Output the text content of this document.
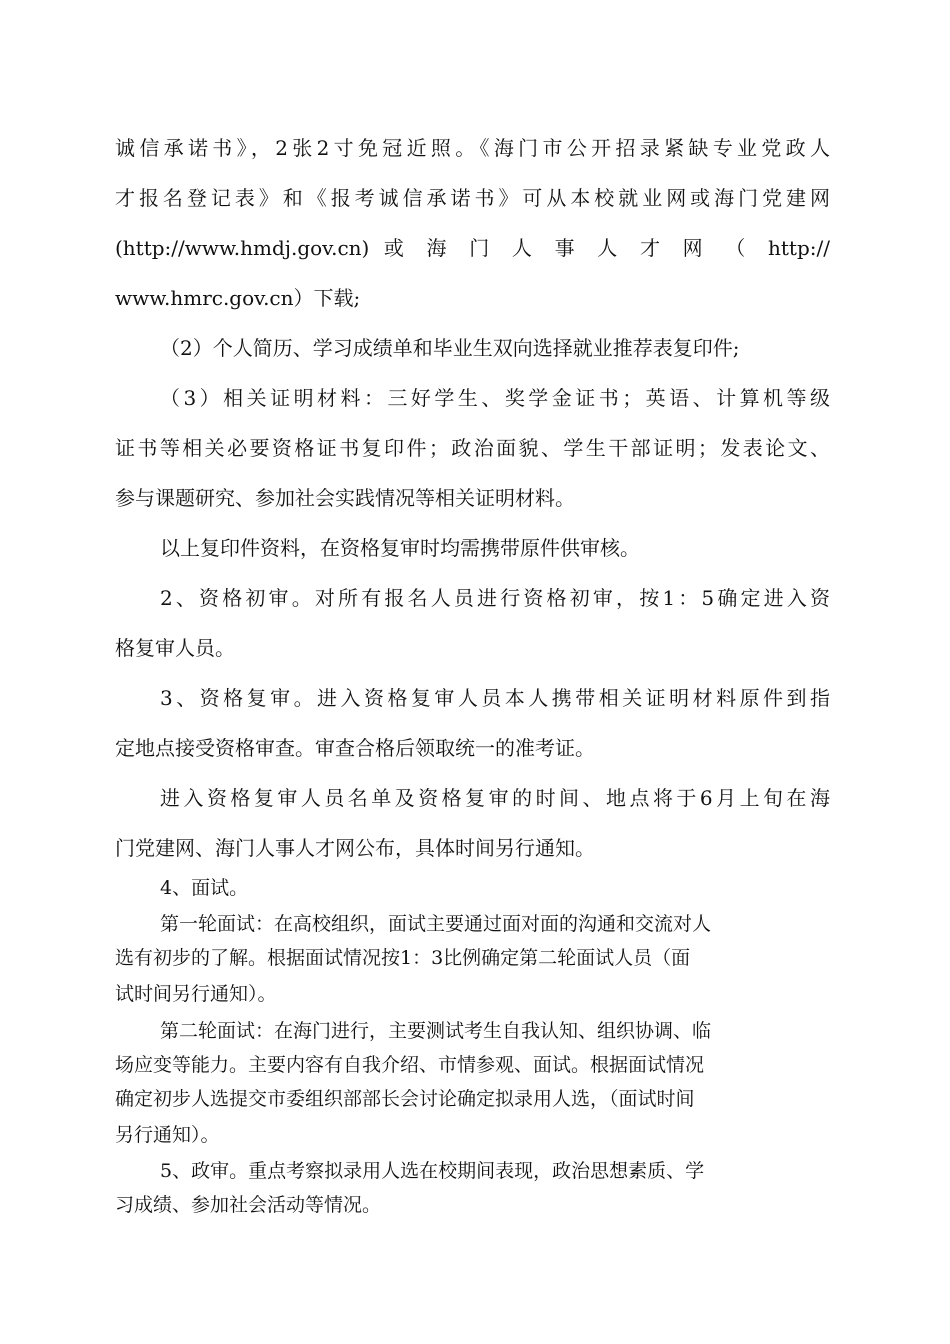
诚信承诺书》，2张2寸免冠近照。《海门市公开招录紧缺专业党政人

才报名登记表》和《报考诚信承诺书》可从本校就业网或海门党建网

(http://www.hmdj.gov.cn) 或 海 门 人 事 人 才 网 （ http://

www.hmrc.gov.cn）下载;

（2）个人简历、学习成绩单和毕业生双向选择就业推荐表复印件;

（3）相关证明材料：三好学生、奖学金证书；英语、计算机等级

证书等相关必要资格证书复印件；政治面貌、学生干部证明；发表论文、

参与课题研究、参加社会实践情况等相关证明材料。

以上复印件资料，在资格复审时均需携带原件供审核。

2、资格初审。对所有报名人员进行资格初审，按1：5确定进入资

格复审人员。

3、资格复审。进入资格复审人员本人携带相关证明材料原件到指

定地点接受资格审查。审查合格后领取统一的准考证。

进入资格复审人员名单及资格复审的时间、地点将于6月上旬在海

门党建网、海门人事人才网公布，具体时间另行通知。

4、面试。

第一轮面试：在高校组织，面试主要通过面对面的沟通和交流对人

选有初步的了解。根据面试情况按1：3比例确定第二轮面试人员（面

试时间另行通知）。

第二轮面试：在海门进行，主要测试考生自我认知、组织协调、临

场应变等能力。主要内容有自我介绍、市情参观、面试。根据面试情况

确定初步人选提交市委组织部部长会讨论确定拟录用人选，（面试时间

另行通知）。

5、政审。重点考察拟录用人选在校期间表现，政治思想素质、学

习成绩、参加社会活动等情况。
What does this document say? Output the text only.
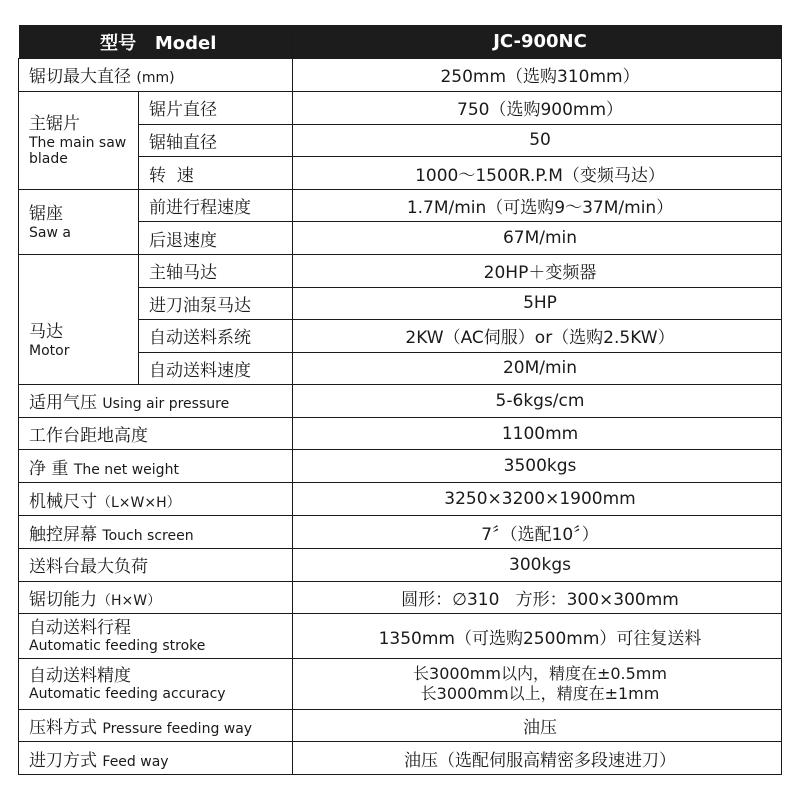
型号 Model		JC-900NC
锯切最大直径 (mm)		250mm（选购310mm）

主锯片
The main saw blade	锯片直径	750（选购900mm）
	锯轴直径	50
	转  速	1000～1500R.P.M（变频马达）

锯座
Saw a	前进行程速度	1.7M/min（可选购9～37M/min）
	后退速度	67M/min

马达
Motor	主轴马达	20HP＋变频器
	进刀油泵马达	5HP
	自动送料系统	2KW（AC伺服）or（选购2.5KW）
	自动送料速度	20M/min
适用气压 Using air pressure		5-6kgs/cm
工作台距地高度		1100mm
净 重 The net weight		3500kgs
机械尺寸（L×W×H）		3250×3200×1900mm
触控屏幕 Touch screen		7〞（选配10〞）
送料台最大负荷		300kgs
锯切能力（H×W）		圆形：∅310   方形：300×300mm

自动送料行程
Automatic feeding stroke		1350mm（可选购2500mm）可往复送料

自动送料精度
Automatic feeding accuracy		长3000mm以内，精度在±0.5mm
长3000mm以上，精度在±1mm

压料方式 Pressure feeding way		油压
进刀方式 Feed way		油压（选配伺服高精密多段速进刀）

» **YOUR TASK**:
Reproduce every line exactly and omit all pictures.

» **WORKED SOLUTION**:
Output the text content of this document.
诚信承诺书》，2张2寸免冠近照。《海门市公开招录紧缺专业党政人

才报名登记表》和《报考诚信承诺书》可从本校就业网或海门党建网

(http://www.hmdj.gov.cn) 或 海 门 人 事 人 才 网 （ http://

www.hmrc.gov.cn）下载;

（2）个人简历、学习成绩单和毕业生双向选择就业推荐表复印件;

（3）相关证明材料：三好学生、奖学金证书；英语、计算机等级

证书等相关必要资格证书复印件；政治面貌、学生干部证明；发表论文、

参与课题研究、参加社会实践情况等相关证明材料。

以上复印件资料，在资格复审时均需携带原件供审核。

2、资格初审。对所有报名人员进行资格初审，按1：5确定进入资

格复审人员。

3、资格复审。进入资格复审人员本人携带相关证明材料原件到指

定地点接受资格审查。审查合格后领取统一的准考证。

进入资格复审人员名单及资格复审的时间、地点将于6月上旬在海

门党建网、海门人事人才网公布，具体时间另行通知。

4、面试。

第一轮面试：在高校组织，面试主要通过面对面的沟通和交流对人

选有初步的了解。根据面试情况按1：3比例确定第二轮面试人员（面

试时间另行通知）。

第二轮面试：在海门进行，主要测试考生自我认知、组织协调、临

场应变等能力。主要内容有自我介绍、市情参观、面试。根据面试情况

确定初步人选提交市委组织部部长会讨论确定拟录用人选，（面试时间

另行通知）。

5、政审。重点考察拟录用人选在校期间表现，政治思想素质、学

习成绩、参加社会活动等情况。
What does this document say? Output the text only.
型号 Model		JC-900NC
锯切最大直径 (mm)		250mm（选购310mm）

主锯片
The main saw blade	锯片直径	750（选购900mm）
	锯轴直径	50
	转  速	1000～1500R.P.M（变频马达）

锯座
Saw a	前进行程速度	1.7M/min（可选购9～37M/min）
	后退速度	67M/min

马达
Motor	主轴马达	20HP＋变频器
	进刀油泵马达	5HP
	自动送料系统	2KW（AC伺服）or（选购2.5KW）
	自动送料速度	20M/min
适用气压 Using air pressure		5-6kgs/cm
工作台距地高度		1100mm
净 重 The net weight		3500kgs
机械尺寸（L×W×H）		3250×3200×1900mm
触控屏幕 Touch screen		7〞（选配10〞）
送料台最大负荷		300kgs
锯切能力（H×W）		圆形：∅310   方形：300×300mm

自动送料行程
Automatic feeding stroke		1350mm（可选购2500mm）可往复送料

自动送料精度
Automatic feeding accuracy		长3000mm以内，精度在±0.5mm
长3000mm以上，精度在±1mm

压料方式 Pressure feeding way		油压
进刀方式 Feed way		油压（选配伺服高精密多段速进刀）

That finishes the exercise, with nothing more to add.